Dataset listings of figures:
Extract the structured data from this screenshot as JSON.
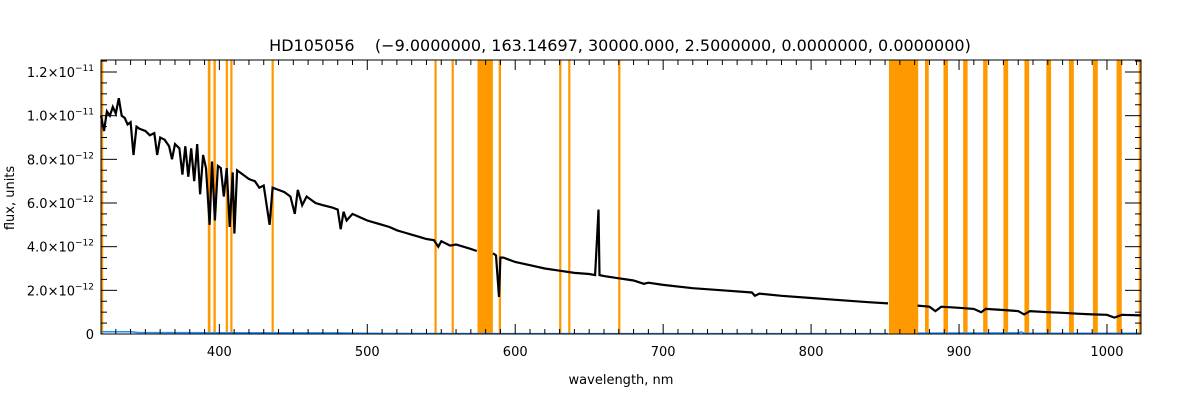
{
  "chart_data": {
    "type": "line",
    "title": "HD105056    (−9.0000000, 163.14697, 30000.000, 2.5000000, 0.0000000, 0.0000000)",
    "xlabel": "wavelength, nm",
    "ylabel": "flux, units",
    "xlim": [
      320,
      1023
    ],
    "ylim": [
      0,
      12.55
    ],
    "y_unit_multiplier": 1e-12,
    "x_ticks": [
      {
        "value": 400,
        "label": "400"
      },
      {
        "value": 500,
        "label": "500"
      },
      {
        "value": 600,
        "label": "600"
      },
      {
        "value": 700,
        "label": "700"
      },
      {
        "value": 800,
        "label": "800"
      },
      {
        "value": 900,
        "label": "900"
      },
      {
        "value": 1000,
        "label": "1000"
      }
    ],
    "y_ticks": [
      {
        "value": 0,
        "mantissa": "0",
        "exponent": ""
      },
      {
        "value": 2,
        "mantissa": "2.0×10",
        "exponent": "−12"
      },
      {
        "value": 4,
        "mantissa": "4.0×10",
        "exponent": "−12"
      },
      {
        "value": 6,
        "mantissa": "6.0×10",
        "exponent": "−12"
      },
      {
        "value": 8,
        "mantissa": "8.0×10",
        "exponent": "−12"
      },
      {
        "value": 10,
        "mantissa": "1.0×10",
        "exponent": "−11"
      },
      {
        "value": 12,
        "mantissa": "1.2×10",
        "exponent": "−11"
      }
    ],
    "masked_bands": [
      [
        320,
        321.5
      ],
      [
        392.2,
        394.0
      ],
      [
        396.0,
        397.6
      ],
      [
        404.3,
        405.8
      ],
      [
        407.4,
        408.9
      ],
      [
        435.3,
        436.8
      ],
      [
        545.4,
        546.9
      ],
      [
        557.0,
        558.5
      ],
      [
        574.5,
        584.9
      ],
      [
        588.8,
        590.4
      ],
      [
        629.7,
        631.2
      ],
      [
        635.8,
        637.3
      ],
      [
        669.6,
        671.1
      ],
      [
        852.6,
        872.4
      ],
      [
        877.0,
        879.5
      ],
      [
        889.5,
        892.5
      ],
      [
        902.8,
        905.8
      ],
      [
        916.3,
        919.3
      ],
      [
        930.0,
        933.2
      ],
      [
        944.2,
        947.4
      ],
      [
        959.0,
        962.2
      ],
      [
        974.3,
        977.6
      ],
      [
        990.5,
        993.8
      ],
      [
        1006.5,
        1010.0
      ],
      [
        1021.5,
        1023
      ]
    ],
    "colors": {
      "spectrum": "#000000",
      "error": "#1e90ff",
      "mask": "#ff9900"
    },
    "series": [
      {
        "name": "flux",
        "segments": [
          [
            [
              320,
              10.0
            ],
            [
              322,
              9.3
            ],
            [
              324,
              10.2
            ],
            [
              326,
              10.0
            ],
            [
              328,
              10.4
            ],
            [
              330,
              10.1
            ],
            [
              332,
              10.8
            ],
            [
              334,
              10.0
            ],
            [
              336,
              9.9
            ],
            [
              338,
              9.6
            ],
            [
              340,
              9.7
            ],
            [
              342,
              8.2
            ],
            [
              344,
              9.5
            ],
            [
              346,
              9.4
            ],
            [
              350,
              9.3
            ],
            [
              353,
              9.1
            ],
            [
              356,
              9.2
            ],
            [
              358,
              8.2
            ],
            [
              360,
              9.0
            ],
            [
              363,
              8.9
            ],
            [
              366,
              8.6
            ],
            [
              368,
              8.0
            ],
            [
              370,
              8.7
            ],
            [
              373,
              8.5
            ],
            [
              375,
              7.3
            ],
            [
              377,
              8.6
            ],
            [
              379,
              7.2
            ],
            [
              381,
              8.5
            ],
            [
              383,
              7.0
            ],
            [
              385,
              8.7
            ],
            [
              387,
              6.4
            ],
            [
              389,
              8.2
            ],
            [
              391,
              7.6
            ],
            [
              393.4,
              5.0
            ],
            [
              395,
              7.9
            ],
            [
              397,
              5.2
            ],
            [
              399,
              7.7
            ],
            [
              401,
              7.6
            ],
            [
              403,
              6.3
            ],
            [
              405,
              7.6
            ],
            [
              407,
              4.9
            ],
            [
              409,
              7.4
            ],
            [
              410.2,
              4.6
            ],
            [
              412,
              7.5
            ],
            [
              416,
              7.3
            ],
            [
              420,
              7.1
            ],
            [
              424,
              7.0
            ],
            [
              427,
              6.7
            ],
            [
              430,
              6.8
            ],
            [
              434,
              5.0
            ],
            [
              436,
              6.7
            ],
            [
              440,
              6.6
            ],
            [
              444,
              6.5
            ],
            [
              448,
              6.3
            ],
            [
              451,
              5.5
            ],
            [
              453,
              6.6
            ],
            [
              456,
              5.9
            ],
            [
              459,
              6.3
            ],
            [
              465,
              6.0
            ],
            [
              470,
              5.9
            ],
            [
              476,
              5.8
            ],
            [
              480,
              5.7
            ],
            [
              482,
              4.8
            ],
            [
              484,
              5.6
            ],
            [
              486,
              5.2
            ],
            [
              490,
              5.5
            ],
            [
              495,
              5.35
            ],
            [
              500,
              5.2
            ],
            [
              505,
              5.1
            ],
            [
              510,
              5.0
            ],
            [
              515,
              4.9
            ],
            [
              520,
              4.75
            ],
            [
              525,
              4.65
            ],
            [
              530,
              4.55
            ],
            [
              535,
              4.45
            ],
            [
              540,
              4.35
            ],
            [
              545,
              4.3
            ],
            [
              548,
              4.0
            ],
            [
              550,
              4.25
            ],
            [
              556,
              4.05
            ],
            [
              560,
              4.1
            ],
            [
              565,
              4.0
            ],
            [
              570,
              3.9
            ],
            [
              574,
              3.8
            ]
          ],
          [
            [
              585,
              3.7
            ],
            [
              587,
              3.6
            ],
            [
              589,
              1.7
            ],
            [
              590,
              3.5
            ],
            [
              592,
              3.5
            ],
            [
              600,
              3.3
            ],
            [
              610,
              3.15
            ],
            [
              620,
              3.0
            ],
            [
              630,
              2.9
            ],
            [
              640,
              2.8
            ],
            [
              650,
              2.75
            ],
            [
              654,
              2.7
            ],
            [
              655.5,
              4.6
            ],
            [
              656.3,
              5.7
            ],
            [
              657,
              2.7
            ],
            [
              660,
              2.65
            ],
            [
              670,
              2.55
            ],
            [
              680,
              2.45
            ],
            [
              687,
              2.3
            ],
            [
              690,
              2.35
            ],
            [
              700,
              2.25
            ],
            [
              720,
              2.1
            ],
            [
              740,
              2.0
            ],
            [
              760,
              1.9
            ],
            [
              762,
              1.75
            ],
            [
              765,
              1.85
            ],
            [
              780,
              1.75
            ],
            [
              800,
              1.65
            ],
            [
              820,
              1.55
            ],
            [
              840,
              1.45
            ],
            [
              852,
              1.4
            ]
          ],
          [
            [
              872,
              1.3
            ],
            [
              880,
              1.25
            ],
            [
              884,
              1.05
            ],
            [
              888,
              1.25
            ],
            [
              900,
              1.2
            ],
            [
              910,
              1.15
            ],
            [
              915,
              1.0
            ],
            [
              918,
              1.15
            ],
            [
              930,
              1.1
            ],
            [
              940,
              1.05
            ],
            [
              944,
              0.9
            ],
            [
              948,
              1.05
            ],
            [
              960,
              1.0
            ],
            [
              970,
              0.97
            ],
            [
              980,
              0.93
            ],
            [
              990,
              0.9
            ],
            [
              1000,
              0.88
            ],
            [
              1005,
              0.75
            ],
            [
              1010,
              0.88
            ],
            [
              1023,
              0.85
            ]
          ]
        ]
      },
      {
        "name": "error",
        "segments": [
          [
            [
              320,
              0.1
            ],
            [
              340,
              0.1
            ],
            [
              345,
              0.07
            ],
            [
              400,
              0.06
            ],
            [
              480,
              0.05
            ],
            [
              500,
              0.03
            ],
            [
              600,
              0.02
            ],
            [
              852,
              0.02
            ]
          ],
          [
            [
              872,
              0.04
            ],
            [
              940,
              0.05
            ],
            [
              942,
              0.09
            ],
            [
              944,
              0.04
            ],
            [
              1023,
              0.03
            ]
          ]
        ]
      }
    ]
  }
}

◆ WRITTEN PROBLEM
Report each line of the material above where the word "mantissa" appears.

◆ SOLUTION FOR THIS PROBLEM
        "mantissa": "0",
        "mantissa": "2.0×10",
        "mantissa": "4.0×10",
        "mantissa": "6.0×10",
        "mantissa": "8.0×10",
        "mantissa": "1.0×10",
        "mantissa": "1.2×10",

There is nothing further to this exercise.